* [Requirements]
Locate the string "provided" throughout the material and copy every line in which it occurs.

______________________________

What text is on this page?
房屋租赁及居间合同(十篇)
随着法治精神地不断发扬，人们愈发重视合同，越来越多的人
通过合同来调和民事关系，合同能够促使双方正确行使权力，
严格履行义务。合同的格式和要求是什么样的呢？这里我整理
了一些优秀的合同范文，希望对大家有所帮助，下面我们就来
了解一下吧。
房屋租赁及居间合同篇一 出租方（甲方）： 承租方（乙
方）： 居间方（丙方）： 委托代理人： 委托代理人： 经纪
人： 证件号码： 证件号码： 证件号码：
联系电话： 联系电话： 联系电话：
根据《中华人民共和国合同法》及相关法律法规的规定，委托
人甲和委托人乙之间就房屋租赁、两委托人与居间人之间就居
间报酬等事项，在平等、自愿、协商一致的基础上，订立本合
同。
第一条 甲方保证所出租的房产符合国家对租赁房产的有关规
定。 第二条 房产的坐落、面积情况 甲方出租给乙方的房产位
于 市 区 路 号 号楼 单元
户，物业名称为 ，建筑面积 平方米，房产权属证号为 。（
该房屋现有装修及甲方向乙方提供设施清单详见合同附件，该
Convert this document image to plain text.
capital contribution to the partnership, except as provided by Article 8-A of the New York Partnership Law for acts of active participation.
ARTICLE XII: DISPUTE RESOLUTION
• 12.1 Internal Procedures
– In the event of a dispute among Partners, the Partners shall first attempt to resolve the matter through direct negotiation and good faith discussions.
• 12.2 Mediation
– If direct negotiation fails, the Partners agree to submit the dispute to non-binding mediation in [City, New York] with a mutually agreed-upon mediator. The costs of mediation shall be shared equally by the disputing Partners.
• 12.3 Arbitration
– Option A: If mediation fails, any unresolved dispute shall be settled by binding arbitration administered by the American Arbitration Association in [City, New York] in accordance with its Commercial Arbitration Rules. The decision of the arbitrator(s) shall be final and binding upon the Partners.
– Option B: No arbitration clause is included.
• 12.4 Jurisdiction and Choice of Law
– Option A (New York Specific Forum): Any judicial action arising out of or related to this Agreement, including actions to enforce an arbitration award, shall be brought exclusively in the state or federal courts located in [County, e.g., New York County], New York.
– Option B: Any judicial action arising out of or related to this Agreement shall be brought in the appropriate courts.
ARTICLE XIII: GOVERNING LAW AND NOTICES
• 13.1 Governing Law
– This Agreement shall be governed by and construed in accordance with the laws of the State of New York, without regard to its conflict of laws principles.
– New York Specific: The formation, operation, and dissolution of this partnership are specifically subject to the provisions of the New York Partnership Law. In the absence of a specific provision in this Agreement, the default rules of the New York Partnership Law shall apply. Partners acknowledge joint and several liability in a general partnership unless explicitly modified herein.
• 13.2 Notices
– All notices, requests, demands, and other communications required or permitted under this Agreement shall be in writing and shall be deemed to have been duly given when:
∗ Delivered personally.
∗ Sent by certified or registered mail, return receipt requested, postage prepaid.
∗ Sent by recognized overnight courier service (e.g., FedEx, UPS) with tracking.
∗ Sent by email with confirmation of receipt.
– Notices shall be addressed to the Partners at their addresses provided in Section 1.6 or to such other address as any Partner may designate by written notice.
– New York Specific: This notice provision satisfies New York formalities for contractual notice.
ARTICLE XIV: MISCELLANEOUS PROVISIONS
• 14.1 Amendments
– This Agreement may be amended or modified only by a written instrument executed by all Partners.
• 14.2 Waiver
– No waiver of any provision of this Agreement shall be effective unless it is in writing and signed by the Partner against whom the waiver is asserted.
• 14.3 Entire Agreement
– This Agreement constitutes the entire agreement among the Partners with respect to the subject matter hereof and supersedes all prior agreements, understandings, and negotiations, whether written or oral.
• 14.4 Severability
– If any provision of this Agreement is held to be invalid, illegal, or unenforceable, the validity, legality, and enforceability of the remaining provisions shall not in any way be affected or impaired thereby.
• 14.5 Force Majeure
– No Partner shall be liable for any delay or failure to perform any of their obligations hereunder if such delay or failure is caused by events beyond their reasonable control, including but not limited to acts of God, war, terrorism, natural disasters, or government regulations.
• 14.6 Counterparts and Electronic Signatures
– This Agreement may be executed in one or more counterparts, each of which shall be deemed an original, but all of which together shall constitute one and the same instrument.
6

______________________________

* [Result of the exercise]
capital contribution to the partnership, except as provided by Article 8-A of the New York Partnership Law for acts of active participation.
– Notices shall be addressed to the Partners at their addresses provided in Section 1.6 or to such other address as any Partner may designate by written notice.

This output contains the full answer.